**INSTRUCTION:** Go through the material and pull out every line with the string "muscle" in it.

= = = = = = =

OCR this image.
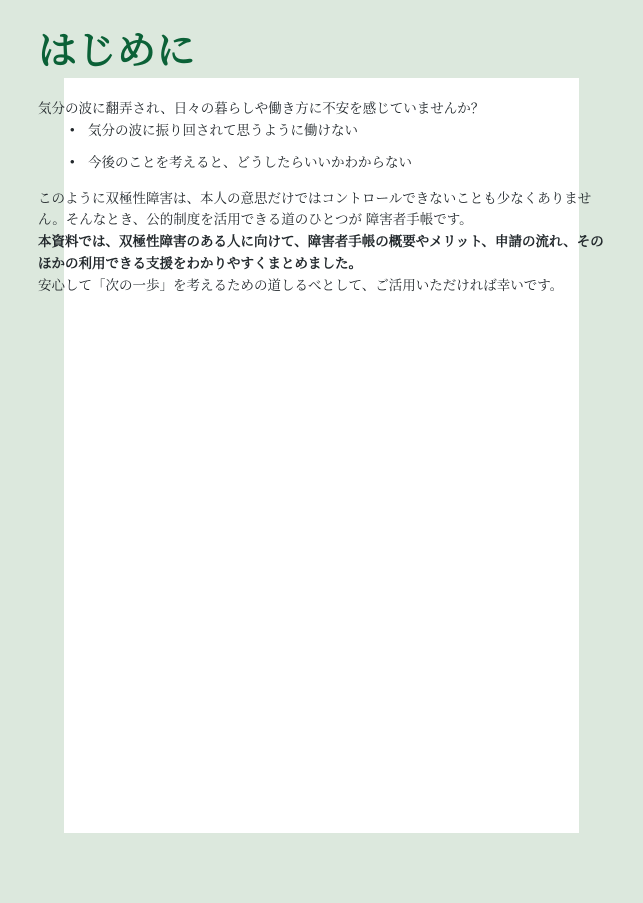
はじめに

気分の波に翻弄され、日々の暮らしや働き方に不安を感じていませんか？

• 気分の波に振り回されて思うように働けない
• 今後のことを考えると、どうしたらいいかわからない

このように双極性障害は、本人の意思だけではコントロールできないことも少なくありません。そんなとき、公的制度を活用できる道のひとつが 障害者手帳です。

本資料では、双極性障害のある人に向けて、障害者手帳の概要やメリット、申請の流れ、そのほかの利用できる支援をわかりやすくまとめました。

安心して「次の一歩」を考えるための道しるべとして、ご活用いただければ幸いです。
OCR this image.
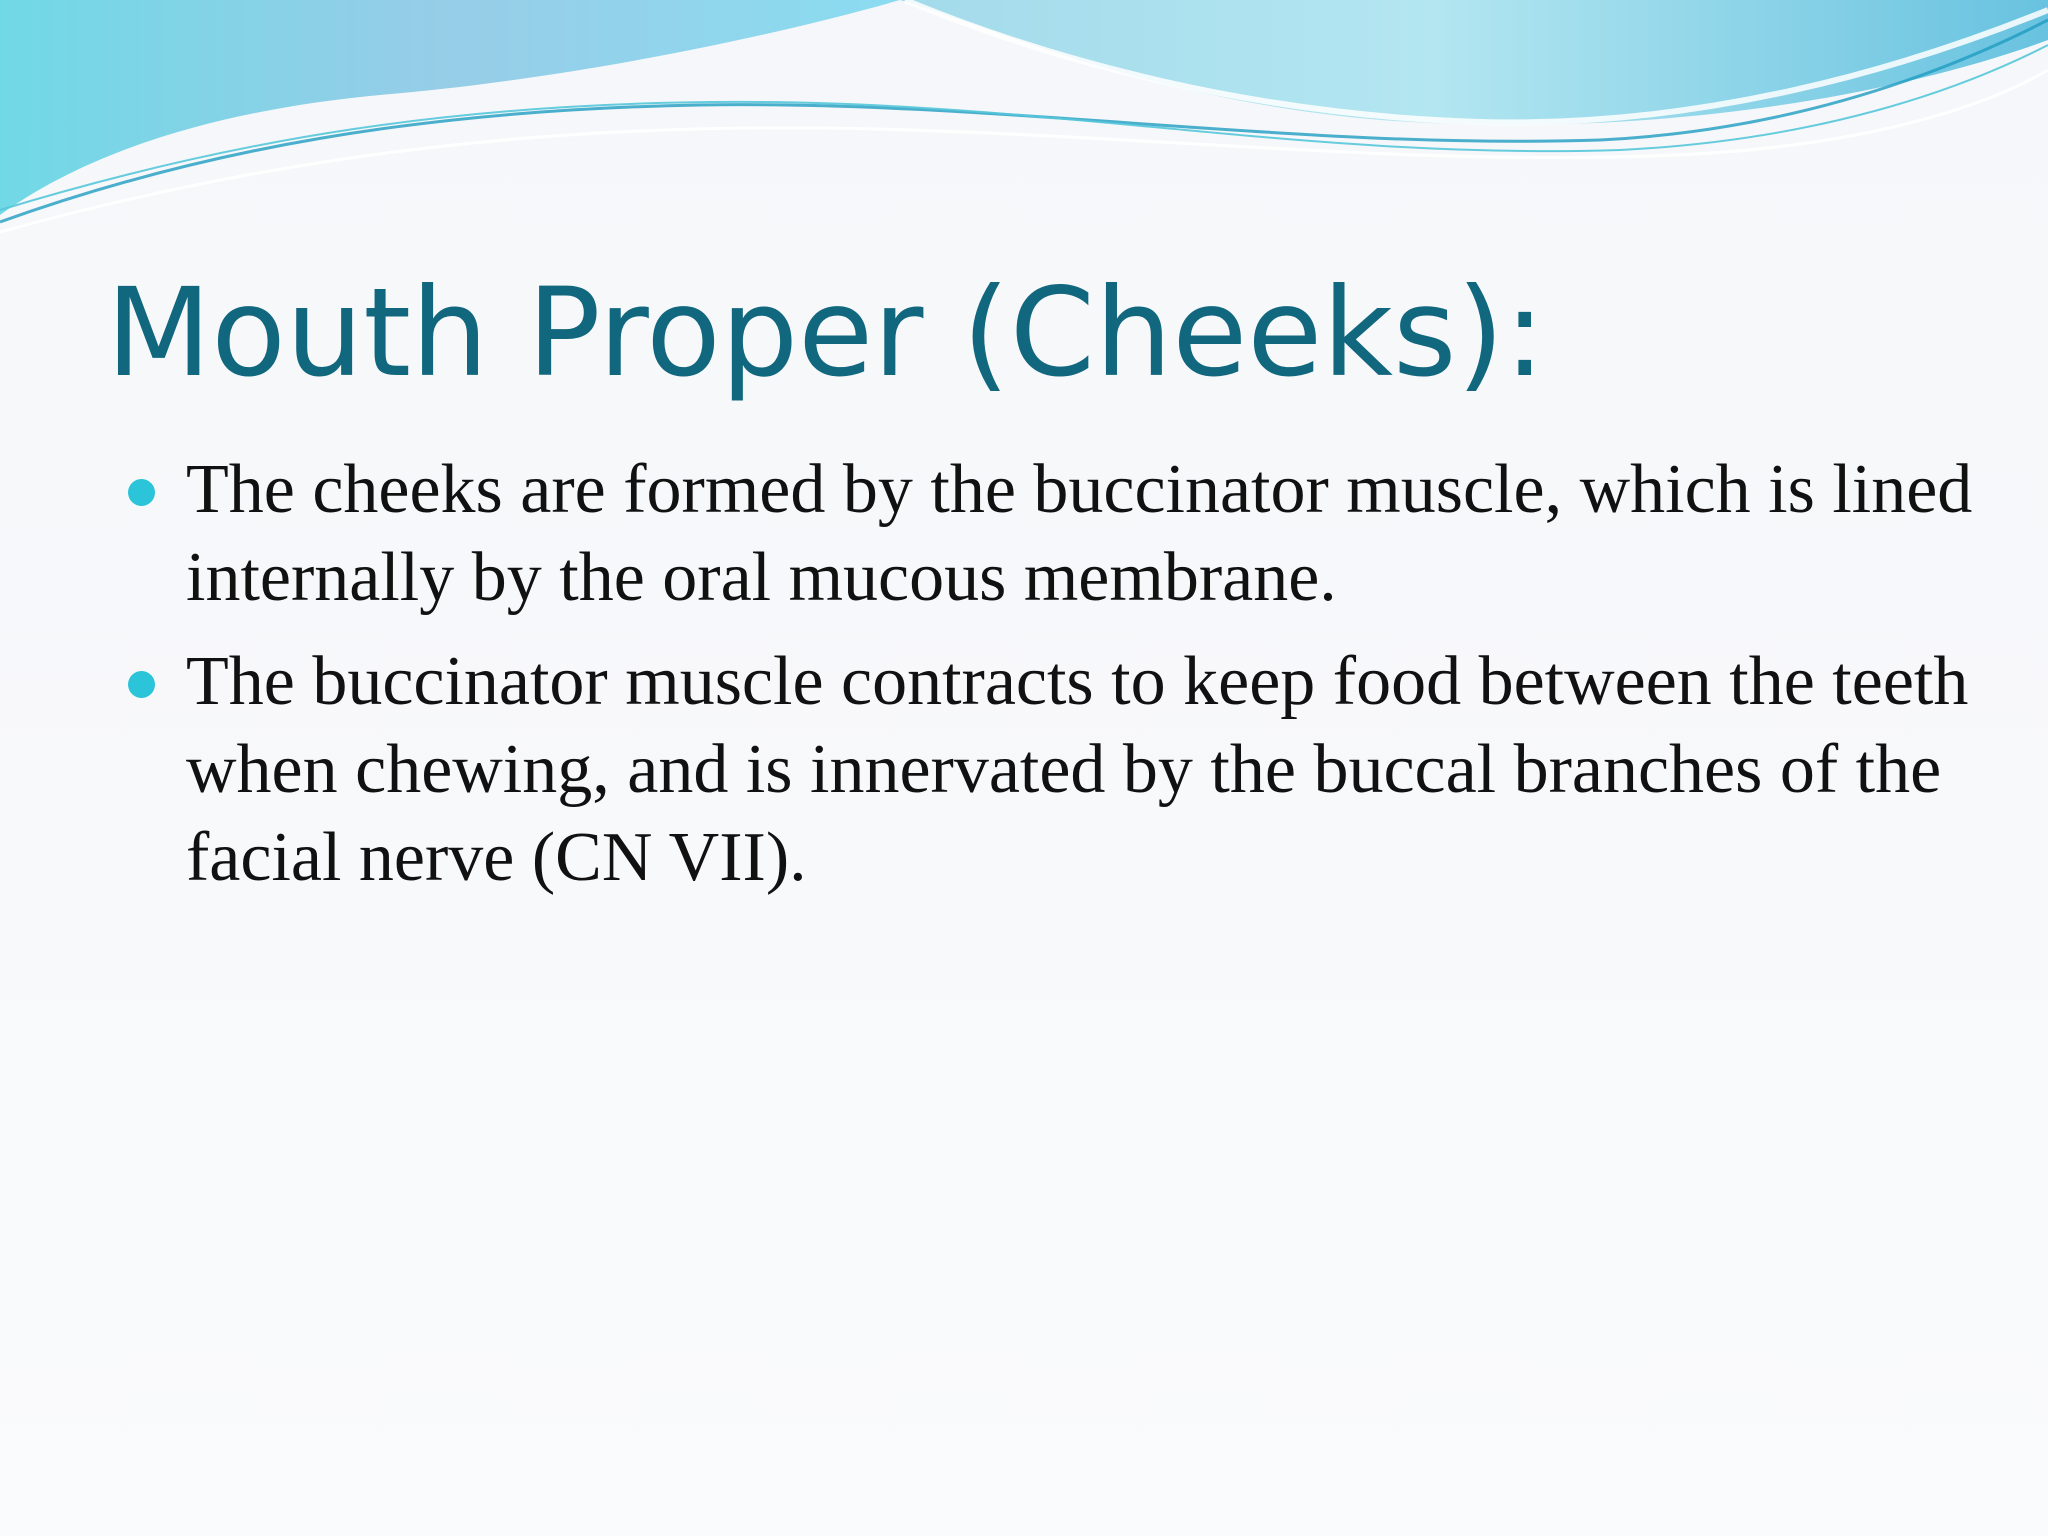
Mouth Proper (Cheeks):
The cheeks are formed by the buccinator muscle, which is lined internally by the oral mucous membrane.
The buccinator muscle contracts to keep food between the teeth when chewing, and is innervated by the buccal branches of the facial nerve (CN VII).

= = = = = = =

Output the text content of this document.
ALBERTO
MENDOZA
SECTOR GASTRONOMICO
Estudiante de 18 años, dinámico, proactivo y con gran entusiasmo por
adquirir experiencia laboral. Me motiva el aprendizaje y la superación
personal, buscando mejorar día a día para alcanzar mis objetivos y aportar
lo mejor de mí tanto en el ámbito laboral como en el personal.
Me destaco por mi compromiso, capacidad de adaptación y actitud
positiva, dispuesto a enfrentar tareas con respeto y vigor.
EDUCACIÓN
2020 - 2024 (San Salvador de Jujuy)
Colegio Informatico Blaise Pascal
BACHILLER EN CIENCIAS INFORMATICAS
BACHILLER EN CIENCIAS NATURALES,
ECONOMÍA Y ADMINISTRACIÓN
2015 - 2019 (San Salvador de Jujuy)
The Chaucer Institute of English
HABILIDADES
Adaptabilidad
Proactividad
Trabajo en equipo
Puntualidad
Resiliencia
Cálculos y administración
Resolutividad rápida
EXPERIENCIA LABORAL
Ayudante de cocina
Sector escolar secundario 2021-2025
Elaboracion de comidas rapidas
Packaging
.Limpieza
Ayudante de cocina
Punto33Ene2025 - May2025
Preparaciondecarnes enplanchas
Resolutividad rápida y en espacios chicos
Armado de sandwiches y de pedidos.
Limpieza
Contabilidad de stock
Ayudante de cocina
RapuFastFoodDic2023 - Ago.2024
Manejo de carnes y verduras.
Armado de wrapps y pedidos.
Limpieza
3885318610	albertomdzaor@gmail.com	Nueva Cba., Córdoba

= = = = = = =

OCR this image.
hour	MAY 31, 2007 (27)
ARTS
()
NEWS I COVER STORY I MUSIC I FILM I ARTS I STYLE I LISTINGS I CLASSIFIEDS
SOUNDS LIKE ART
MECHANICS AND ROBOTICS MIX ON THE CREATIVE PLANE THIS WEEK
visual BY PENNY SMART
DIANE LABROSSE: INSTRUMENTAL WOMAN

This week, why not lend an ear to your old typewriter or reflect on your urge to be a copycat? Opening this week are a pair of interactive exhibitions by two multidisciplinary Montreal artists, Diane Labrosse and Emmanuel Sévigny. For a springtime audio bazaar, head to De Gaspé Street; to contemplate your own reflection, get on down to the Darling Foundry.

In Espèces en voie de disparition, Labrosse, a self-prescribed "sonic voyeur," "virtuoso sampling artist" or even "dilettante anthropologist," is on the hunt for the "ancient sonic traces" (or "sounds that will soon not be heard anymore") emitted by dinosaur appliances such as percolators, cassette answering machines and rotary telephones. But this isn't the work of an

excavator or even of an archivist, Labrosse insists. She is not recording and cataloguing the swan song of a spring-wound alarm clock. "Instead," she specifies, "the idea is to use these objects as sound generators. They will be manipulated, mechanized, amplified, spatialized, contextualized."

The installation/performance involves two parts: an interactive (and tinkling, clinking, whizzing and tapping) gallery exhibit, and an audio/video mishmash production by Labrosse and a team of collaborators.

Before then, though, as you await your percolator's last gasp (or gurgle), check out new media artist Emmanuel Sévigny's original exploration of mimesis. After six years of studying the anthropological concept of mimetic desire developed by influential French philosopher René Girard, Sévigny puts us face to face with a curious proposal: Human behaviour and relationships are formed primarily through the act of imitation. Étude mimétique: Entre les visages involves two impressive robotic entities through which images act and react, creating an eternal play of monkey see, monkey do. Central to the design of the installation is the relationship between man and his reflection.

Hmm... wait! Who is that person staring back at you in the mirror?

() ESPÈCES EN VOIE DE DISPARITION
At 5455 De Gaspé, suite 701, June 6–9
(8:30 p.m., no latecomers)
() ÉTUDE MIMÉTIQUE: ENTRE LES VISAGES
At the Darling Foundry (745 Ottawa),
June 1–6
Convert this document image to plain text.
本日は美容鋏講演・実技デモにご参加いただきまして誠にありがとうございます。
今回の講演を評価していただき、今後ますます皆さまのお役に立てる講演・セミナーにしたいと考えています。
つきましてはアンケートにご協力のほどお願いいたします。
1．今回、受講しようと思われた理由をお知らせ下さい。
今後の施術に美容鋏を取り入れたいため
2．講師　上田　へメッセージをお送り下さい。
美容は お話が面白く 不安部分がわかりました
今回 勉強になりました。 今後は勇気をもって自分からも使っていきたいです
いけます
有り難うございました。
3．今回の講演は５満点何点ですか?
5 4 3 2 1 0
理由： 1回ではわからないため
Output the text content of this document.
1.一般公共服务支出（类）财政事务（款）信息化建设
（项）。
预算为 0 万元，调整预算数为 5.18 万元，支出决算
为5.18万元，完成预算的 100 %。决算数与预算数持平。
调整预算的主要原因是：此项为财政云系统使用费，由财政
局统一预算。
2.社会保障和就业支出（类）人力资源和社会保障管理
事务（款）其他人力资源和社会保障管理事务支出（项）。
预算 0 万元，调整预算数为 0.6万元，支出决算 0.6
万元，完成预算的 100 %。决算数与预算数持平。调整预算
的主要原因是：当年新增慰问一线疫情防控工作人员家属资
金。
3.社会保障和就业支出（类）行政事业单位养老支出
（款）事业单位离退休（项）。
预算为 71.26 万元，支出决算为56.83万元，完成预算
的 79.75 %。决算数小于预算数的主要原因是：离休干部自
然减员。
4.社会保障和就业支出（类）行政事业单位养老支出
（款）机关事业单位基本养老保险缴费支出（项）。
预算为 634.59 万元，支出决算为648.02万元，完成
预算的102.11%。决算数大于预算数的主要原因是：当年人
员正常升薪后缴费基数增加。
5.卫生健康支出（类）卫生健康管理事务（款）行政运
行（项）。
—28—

= = = = = = =

**RIGHT ANSWER:**
The cheeks are formed by the buccinator muscle, which is lined internally by the oral mucous membrane.
The buccinator muscle contracts to keep food between the teeth when chewing, and is innervated by the buccal branches of the facial nerve (CN VII).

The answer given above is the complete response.